--- begin Source data ---

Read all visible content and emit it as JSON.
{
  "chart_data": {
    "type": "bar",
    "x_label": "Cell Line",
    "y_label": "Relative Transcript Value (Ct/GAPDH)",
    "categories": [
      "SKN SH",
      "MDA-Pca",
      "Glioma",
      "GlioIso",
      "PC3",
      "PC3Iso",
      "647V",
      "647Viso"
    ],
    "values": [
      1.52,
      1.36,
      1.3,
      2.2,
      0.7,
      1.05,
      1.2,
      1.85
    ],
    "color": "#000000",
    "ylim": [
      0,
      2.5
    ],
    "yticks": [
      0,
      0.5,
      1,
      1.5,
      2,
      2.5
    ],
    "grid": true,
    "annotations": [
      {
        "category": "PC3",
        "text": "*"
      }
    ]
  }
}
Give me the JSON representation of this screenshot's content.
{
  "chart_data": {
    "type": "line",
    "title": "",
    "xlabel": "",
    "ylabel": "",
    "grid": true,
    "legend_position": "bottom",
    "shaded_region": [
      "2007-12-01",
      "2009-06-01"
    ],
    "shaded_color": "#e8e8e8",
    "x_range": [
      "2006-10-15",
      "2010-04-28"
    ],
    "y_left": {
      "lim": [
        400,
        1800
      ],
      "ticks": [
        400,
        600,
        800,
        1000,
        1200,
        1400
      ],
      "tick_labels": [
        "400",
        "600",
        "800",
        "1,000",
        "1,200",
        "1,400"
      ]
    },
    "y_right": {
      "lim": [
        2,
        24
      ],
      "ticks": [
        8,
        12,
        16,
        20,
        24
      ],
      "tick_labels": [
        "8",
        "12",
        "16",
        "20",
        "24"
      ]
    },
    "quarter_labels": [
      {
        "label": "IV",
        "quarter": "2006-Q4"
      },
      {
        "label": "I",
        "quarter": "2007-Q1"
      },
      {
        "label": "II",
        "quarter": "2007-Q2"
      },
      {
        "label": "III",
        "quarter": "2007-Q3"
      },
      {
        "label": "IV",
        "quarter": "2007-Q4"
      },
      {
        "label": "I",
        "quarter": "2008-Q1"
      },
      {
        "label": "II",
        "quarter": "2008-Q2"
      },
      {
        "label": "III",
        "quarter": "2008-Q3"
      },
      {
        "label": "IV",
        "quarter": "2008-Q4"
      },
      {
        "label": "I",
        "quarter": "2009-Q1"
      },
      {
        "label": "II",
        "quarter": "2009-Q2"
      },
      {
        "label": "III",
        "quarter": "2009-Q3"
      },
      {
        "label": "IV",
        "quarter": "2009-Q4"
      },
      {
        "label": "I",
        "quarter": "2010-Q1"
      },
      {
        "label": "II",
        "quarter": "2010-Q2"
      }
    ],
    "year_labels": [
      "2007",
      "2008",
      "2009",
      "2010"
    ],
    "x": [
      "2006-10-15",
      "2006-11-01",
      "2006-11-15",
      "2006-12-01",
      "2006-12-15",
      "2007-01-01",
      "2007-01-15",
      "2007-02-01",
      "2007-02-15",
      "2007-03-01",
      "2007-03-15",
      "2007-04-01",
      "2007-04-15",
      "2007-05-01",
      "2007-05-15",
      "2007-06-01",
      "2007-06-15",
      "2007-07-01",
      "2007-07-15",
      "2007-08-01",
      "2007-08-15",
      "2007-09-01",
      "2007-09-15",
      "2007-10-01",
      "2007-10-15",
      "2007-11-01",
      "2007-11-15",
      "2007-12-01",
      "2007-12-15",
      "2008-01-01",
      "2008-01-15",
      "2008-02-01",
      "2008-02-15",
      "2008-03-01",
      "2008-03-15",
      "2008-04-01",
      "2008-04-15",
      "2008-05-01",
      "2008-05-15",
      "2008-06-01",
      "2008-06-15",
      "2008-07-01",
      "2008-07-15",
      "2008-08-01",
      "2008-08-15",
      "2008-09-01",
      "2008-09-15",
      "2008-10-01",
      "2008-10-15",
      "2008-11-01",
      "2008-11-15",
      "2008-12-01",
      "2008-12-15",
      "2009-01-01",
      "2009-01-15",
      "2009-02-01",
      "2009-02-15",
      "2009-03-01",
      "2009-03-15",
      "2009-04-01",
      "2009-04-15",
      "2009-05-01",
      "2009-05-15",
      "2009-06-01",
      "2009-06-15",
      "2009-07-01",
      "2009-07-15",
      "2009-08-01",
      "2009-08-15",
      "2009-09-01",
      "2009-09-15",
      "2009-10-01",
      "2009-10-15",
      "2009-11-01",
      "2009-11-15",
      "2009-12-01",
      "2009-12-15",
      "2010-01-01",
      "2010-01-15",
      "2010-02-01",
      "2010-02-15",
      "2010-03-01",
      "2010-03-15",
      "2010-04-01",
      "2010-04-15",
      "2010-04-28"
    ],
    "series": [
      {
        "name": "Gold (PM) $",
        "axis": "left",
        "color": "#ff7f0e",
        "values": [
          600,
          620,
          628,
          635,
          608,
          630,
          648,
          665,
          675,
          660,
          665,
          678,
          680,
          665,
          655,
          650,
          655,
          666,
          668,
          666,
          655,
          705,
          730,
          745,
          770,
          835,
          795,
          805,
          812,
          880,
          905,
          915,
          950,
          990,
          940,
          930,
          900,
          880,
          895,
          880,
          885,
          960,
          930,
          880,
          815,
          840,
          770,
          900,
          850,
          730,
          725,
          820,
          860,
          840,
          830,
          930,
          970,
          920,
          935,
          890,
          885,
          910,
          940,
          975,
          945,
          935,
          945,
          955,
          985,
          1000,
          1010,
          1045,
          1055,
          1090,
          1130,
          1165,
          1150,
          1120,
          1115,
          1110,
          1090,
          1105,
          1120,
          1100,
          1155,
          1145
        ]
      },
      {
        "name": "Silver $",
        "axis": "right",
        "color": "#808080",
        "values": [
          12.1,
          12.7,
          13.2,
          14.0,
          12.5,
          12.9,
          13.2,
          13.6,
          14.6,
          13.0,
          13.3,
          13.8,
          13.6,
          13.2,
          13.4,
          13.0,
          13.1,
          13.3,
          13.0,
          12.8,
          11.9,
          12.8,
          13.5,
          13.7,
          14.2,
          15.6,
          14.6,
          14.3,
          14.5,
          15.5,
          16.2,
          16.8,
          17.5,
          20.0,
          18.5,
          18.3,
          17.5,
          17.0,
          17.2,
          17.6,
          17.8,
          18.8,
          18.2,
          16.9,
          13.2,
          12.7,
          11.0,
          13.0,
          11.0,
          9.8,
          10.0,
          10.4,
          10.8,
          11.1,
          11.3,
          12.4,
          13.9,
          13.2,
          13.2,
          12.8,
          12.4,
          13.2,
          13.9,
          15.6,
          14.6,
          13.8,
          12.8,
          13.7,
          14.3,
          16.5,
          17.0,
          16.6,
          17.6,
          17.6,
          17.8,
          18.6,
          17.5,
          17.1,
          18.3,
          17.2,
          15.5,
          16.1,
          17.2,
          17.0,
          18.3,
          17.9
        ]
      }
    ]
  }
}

--- end Source data ---

Reproduce the material exactly, with every line intact.

Right answer |
Read all visible content and emit it as JSON.
{
  "chart_data": {
    "type": "bar",
    "x_label": "Cell Line",
    "y_label": "Relative Transcript Value (Ct/GAPDH)",
    "categories": [
      "SKN SH",
      "MDA-Pca",
      "Glioma",
      "GlioIso",
      "PC3",
      "PC3Iso",
      "647V",
      "647Viso"
    ],
    "values": [
      1.52,
      1.36,
      1.3,
      2.2,
      0.7,
      1.05,
      1.2,
      1.85
    ],
    "color": "#000000",
    "ylim": [
      0,
      2.5
    ],
    "yticks": [
      0,
      0.5,
      1,
      1.5,
      2,
      2.5
    ],
    "grid": true,
    "annotations": [
      {
        "category": "PC3",
        "text": "*"
      }
    ]
  }
}
Give me the JSON representation of this screenshot's content.
{
  "chart_data": {
    "type": "line",
    "title": "",
    "xlabel": "",
    "ylabel": "",
    "grid": true,
    "legend_position": "bottom",
    "shaded_region": [
      "2007-12-01",
      "2009-06-01"
    ],
    "shaded_color": "#e8e8e8",
    "x_range": [
      "2006-10-15",
      "2010-04-28"
    ],
    "y_left": {
      "lim": [
        400,
        1800
      ],
      "ticks": [
        400,
        600,
        800,
        1000,
        1200,
        1400
      ],
      "tick_labels": [
        "400",
        "600",
        "800",
        "1,000",
        "1,200",
        "1,400"
      ]
    },
    "y_right": {
      "lim": [
        2,
        24
      ],
      "ticks": [
        8,
        12,
        16,
        20,
        24
      ],
      "tick_labels": [
        "8",
        "12",
        "16",
        "20",
        "24"
      ]
    },
    "quarter_labels": [
      {
        "label": "IV",
        "quarter": "2006-Q4"
      },
      {
        "label": "I",
        "quarter": "2007-Q1"
      },
      {
        "label": "II",
        "quarter": "2007-Q2"
      },
      {
        "label": "III",
        "quarter": "2007-Q3"
      },
      {
        "label": "IV",
        "quarter": "2007-Q4"
      },
      {
        "label": "I",
        "quarter": "2008-Q1"
      },
      {
        "label": "II",
        "quarter": "2008-Q2"
      },
      {
        "label": "III",
        "quarter": "2008-Q3"
      },
      {
        "label": "IV",
        "quarter": "2008-Q4"
      },
      {
        "label": "I",
        "quarter": "2009-Q1"
      },
      {
        "label": "II",
        "quarter": "2009-Q2"
      },
      {
        "label": "III",
        "quarter": "2009-Q3"
      },
      {
        "label": "IV",
        "quarter": "2009-Q4"
      },
      {
        "label": "I",
        "quarter": "2010-Q1"
      },
      {
        "label": "II",
        "quarter": "2010-Q2"
      }
    ],
    "year_labels": [
      "2007",
      "2008",
      "2009",
      "2010"
    ],
    "x": [
      "2006-10-15",
      "2006-11-01",
      "2006-11-15",
      "2006-12-01",
      "2006-12-15",
      "2007-01-01",
      "2007-01-15",
      "2007-02-01",
      "2007-02-15",
      "2007-03-01",
      "2007-03-15",
      "2007-04-01",
      "2007-04-15",
      "2007-05-01",
      "2007-05-15",
      "2007-06-01",
      "2007-06-15",
      "2007-07-01",
      "2007-07-15",
      "2007-08-01",
      "2007-08-15",
      "2007-09-01",
      "2007-09-15",
      "2007-10-01",
      "2007-10-15",
      "2007-11-01",
      "2007-11-15",
      "2007-12-01",
      "2007-12-15",
      "2008-01-01",
      "2008-01-15",
      "2008-02-01",
      "2008-02-15",
      "2008-03-01",
      "2008-03-15",
      "2008-04-01",
      "2008-04-15",
      "2008-05-01",
      "2008-05-15",
      "2008-06-01",
      "2008-06-15",
      "2008-07-01",
      "2008-07-15",
      "2008-08-01",
      "2008-08-15",
      "2008-09-01",
      "2008-09-15",
      "2008-10-01",
      "2008-10-15",
      "2008-11-01",
      "2008-11-15",
      "2008-12-01",
      "2008-12-15",
      "2009-01-01",
      "2009-01-15",
      "2009-02-01",
      "2009-02-15",
      "2009-03-01",
      "2009-03-15",
      "2009-04-01",
      "2009-04-15",
      "2009-05-01",
      "2009-05-15",
      "2009-06-01",
      "2009-06-15",
      "2009-07-01",
      "2009-07-15",
      "2009-08-01",
      "2009-08-15",
      "2009-09-01",
      "2009-09-15",
      "2009-10-01",
      "2009-10-15",
      "2009-11-01",
      "2009-11-15",
      "2009-12-01",
      "2009-12-15",
      "2010-01-01",
      "2010-01-15",
      "2010-02-01",
      "2010-02-15",
      "2010-03-01",
      "2010-03-15",
      "2010-04-01",
      "2010-04-15",
      "2010-04-28"
    ],
    "series": [
      {
        "name": "Gold (PM) $",
        "axis": "left",
        "color": "#ff7f0e",
        "values": [
          600,
          620,
          628,
          635,
          608,
          630,
          648,
          665,
          675,
          660,
          665,
          678,
          680,
          665,
          655,
          650,
          655,
          666,
          668,
          666,
          655,
          705,
          730,
          745,
          770,
          835,
          795,
          805,
          812,
          880,
          905,
          915,
          950,
          990,
          940,
          930,
          900,
          880,
          895,
          880,
          885,
          960,
          930,
          880,
          815,
          840,
          770,
          900,
          850,
          730,
          725,
          820,
          860,
          840,
          830,
          930,
          970,
          920,
          935,
          890,
          885,
          910,
          940,
          975,
          945,
          935,
          945,
          955,
          985,
          1000,
          1010,
          1045,
          1055,
          1090,
          1130,
          1165,
          1150,
          1120,
          1115,
          1110,
          1090,
          1105,
          1120,
          1100,
          1155,
          1145
        ]
      },
      {
        "name": "Silver $",
        "axis": "right",
        "color": "#808080",
        "values": [
          12.1,
          12.7,
          13.2,
          14.0,
          12.5,
          12.9,
          13.2,
          13.6,
          14.6,
          13.0,
          13.3,
          13.8,
          13.6,
          13.2,
          13.4,
          13.0,
          13.1,
          13.3,
          13.0,
          12.8,
          11.9,
          12.8,
          13.5,
          13.7,
          14.2,
          15.6,
          14.6,
          14.3,
          14.5,
          15.5,
          16.2,
          16.8,
          17.5,
          20.0,
          18.5,
          18.3,
          17.5,
          17.0,
          17.2,
          17.6,
          17.8,
          18.8,
          18.2,
          16.9,
          13.2,
          12.7,
          11.0,
          13.0,
          11.0,
          9.8,
          10.0,
          10.4,
          10.8,
          11.1,
          11.3,
          12.4,
          13.9,
          13.2,
          13.2,
          12.8,
          12.4,
          13.2,
          13.9,
          15.6,
          14.6,
          13.8,
          12.8,
          13.7,
          14.3,
          16.5,
          17.0,
          16.6,
          17.6,
          17.6,
          17.8,
          18.6,
          17.5,
          17.1,
          18.3,
          17.2,
          15.5,
          16.1,
          17.2,
          17.0,
          18.3,
          17.9
        ]
      }
    ]
  }
}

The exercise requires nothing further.